> Task directions: Return a copy of every line in the records that includes the word "Ophthalmology".
## Start Data to use
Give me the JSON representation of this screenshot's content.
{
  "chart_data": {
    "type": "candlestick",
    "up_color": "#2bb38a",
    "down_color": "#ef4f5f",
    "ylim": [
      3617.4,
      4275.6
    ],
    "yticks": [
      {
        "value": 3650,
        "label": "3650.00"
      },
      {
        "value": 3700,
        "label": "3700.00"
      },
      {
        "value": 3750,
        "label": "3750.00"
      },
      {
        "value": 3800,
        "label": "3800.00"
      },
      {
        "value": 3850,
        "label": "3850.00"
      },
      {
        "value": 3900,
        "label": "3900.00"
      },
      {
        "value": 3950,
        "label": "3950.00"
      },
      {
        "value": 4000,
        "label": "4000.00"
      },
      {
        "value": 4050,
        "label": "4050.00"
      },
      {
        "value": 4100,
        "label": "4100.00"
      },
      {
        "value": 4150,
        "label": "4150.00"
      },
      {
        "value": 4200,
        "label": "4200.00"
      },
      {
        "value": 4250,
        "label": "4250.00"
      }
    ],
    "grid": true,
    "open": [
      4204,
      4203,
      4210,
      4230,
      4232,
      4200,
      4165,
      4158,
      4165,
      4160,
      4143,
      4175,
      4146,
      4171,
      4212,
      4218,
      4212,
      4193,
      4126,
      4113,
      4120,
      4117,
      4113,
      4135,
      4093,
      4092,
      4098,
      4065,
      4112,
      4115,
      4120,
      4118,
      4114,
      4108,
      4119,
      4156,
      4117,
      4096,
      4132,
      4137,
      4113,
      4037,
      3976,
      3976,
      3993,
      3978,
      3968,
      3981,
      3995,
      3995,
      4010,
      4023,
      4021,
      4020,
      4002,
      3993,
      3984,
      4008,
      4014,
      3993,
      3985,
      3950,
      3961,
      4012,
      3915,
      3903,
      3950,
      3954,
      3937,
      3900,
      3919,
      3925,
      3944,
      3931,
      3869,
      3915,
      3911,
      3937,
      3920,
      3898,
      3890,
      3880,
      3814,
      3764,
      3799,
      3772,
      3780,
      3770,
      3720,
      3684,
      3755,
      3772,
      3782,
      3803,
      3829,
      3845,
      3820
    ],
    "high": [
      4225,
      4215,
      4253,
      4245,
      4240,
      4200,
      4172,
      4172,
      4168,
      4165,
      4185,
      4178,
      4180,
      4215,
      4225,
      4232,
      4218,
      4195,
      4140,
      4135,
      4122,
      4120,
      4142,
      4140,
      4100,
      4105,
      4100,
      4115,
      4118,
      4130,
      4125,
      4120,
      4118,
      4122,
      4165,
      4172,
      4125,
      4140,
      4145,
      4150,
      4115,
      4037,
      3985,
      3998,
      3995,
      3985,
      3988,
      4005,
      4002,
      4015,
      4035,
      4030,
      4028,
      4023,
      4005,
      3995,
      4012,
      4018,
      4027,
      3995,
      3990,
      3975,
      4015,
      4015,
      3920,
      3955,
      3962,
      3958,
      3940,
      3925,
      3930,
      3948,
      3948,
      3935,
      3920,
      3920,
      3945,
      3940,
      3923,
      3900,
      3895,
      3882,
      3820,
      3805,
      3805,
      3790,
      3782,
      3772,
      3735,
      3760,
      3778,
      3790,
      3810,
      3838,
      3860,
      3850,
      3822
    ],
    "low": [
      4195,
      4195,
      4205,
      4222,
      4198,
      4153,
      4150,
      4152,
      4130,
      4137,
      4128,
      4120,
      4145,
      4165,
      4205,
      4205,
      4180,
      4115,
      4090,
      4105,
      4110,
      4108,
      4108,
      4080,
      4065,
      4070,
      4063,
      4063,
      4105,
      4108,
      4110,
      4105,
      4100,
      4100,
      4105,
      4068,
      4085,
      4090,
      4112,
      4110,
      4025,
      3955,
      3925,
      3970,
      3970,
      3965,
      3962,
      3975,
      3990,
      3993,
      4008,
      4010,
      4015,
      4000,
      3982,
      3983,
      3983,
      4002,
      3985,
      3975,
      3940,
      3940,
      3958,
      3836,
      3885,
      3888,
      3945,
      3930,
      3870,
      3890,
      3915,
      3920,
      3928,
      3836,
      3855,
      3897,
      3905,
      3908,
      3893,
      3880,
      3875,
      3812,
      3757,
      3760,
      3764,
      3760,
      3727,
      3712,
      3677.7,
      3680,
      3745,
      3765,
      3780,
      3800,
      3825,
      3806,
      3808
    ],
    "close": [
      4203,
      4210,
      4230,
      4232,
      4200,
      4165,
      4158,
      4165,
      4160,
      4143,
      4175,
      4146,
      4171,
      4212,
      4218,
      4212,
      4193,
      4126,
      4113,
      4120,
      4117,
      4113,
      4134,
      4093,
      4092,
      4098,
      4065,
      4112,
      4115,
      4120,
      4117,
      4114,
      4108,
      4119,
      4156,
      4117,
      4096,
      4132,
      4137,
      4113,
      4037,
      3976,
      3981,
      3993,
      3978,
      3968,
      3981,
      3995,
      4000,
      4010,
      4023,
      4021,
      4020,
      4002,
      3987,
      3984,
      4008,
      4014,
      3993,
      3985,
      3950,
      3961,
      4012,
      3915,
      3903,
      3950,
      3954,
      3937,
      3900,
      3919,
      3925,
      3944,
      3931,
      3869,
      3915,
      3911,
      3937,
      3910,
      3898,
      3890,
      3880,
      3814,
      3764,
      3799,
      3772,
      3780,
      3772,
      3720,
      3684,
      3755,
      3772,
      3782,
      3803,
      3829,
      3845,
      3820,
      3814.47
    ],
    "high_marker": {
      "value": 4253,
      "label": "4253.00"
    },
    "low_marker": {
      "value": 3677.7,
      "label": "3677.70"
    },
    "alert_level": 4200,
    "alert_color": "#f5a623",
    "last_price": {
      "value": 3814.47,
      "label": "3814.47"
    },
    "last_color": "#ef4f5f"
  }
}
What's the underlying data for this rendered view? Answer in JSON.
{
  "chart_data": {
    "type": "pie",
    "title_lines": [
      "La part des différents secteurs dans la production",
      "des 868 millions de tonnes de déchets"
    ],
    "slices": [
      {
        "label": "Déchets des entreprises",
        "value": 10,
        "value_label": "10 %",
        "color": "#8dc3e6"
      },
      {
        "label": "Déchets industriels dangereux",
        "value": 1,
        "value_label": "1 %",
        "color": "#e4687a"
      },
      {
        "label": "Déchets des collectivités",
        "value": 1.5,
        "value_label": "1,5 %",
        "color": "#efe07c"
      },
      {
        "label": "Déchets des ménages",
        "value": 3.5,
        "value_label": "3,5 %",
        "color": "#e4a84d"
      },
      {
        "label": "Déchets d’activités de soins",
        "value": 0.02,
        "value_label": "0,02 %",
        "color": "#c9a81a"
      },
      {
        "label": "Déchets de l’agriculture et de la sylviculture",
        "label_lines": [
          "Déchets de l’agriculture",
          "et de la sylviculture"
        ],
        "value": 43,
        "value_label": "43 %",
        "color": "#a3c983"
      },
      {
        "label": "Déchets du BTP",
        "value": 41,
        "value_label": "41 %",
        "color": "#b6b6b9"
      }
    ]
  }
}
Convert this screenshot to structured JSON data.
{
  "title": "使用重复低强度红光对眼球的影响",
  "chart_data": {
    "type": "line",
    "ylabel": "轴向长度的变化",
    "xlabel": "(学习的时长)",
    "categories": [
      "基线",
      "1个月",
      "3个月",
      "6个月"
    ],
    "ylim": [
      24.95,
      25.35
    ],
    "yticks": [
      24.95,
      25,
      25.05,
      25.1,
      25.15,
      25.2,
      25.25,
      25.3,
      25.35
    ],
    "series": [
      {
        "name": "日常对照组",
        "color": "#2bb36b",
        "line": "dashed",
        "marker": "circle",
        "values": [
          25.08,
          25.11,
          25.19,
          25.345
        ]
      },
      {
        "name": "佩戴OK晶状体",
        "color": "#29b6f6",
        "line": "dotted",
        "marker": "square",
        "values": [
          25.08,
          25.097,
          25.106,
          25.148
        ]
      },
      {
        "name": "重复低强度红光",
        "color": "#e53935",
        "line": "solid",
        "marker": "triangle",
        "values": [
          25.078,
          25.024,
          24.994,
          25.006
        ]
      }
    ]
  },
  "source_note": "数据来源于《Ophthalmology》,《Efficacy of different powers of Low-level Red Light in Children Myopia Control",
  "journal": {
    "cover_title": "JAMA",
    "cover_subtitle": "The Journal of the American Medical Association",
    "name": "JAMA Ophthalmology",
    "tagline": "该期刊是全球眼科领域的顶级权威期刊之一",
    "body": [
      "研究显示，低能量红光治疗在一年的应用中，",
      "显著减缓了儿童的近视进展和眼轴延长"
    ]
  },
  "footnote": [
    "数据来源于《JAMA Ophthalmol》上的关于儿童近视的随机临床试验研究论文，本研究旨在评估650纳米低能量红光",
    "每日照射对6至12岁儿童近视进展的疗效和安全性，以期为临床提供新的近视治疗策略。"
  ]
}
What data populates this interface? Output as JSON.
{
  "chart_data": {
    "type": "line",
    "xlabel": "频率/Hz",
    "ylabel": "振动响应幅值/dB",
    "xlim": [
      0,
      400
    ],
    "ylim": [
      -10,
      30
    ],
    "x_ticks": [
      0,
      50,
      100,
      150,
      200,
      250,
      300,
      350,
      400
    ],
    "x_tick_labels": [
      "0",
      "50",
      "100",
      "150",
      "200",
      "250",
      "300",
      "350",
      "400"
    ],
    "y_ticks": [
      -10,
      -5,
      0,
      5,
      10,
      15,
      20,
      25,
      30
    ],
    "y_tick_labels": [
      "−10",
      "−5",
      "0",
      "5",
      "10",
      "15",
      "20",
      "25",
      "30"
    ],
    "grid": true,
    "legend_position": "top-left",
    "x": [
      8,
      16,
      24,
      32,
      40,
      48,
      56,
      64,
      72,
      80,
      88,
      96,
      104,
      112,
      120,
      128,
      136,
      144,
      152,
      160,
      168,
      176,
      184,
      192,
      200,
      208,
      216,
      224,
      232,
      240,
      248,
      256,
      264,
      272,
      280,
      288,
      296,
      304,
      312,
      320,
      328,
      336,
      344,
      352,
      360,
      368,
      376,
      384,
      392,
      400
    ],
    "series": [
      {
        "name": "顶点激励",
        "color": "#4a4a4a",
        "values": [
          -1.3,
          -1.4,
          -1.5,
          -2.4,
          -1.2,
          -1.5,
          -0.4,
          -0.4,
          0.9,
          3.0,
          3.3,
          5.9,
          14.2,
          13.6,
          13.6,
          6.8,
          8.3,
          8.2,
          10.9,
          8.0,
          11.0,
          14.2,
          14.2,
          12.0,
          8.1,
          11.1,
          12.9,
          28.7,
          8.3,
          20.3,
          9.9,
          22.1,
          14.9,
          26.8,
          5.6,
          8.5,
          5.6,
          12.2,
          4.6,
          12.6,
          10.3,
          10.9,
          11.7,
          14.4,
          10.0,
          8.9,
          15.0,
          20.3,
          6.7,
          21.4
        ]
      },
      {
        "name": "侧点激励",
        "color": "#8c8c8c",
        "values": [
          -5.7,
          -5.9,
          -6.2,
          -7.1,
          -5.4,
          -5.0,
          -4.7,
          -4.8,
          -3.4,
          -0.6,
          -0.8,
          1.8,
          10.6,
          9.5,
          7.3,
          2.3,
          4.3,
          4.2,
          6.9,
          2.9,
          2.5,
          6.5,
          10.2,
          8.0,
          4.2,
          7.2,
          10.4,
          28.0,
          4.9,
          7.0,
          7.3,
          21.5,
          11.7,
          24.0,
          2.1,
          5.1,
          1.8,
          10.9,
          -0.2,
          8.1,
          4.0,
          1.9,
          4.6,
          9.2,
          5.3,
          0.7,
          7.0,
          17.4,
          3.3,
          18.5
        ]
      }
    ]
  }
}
## End Data to use
> Solved problem:
  "source_note": "数据来源于《Ophthalmology》,《Efficacy of different powers of Low-level Red Light in Children Myopia Control",
    "name": "JAMA Ophthalmology",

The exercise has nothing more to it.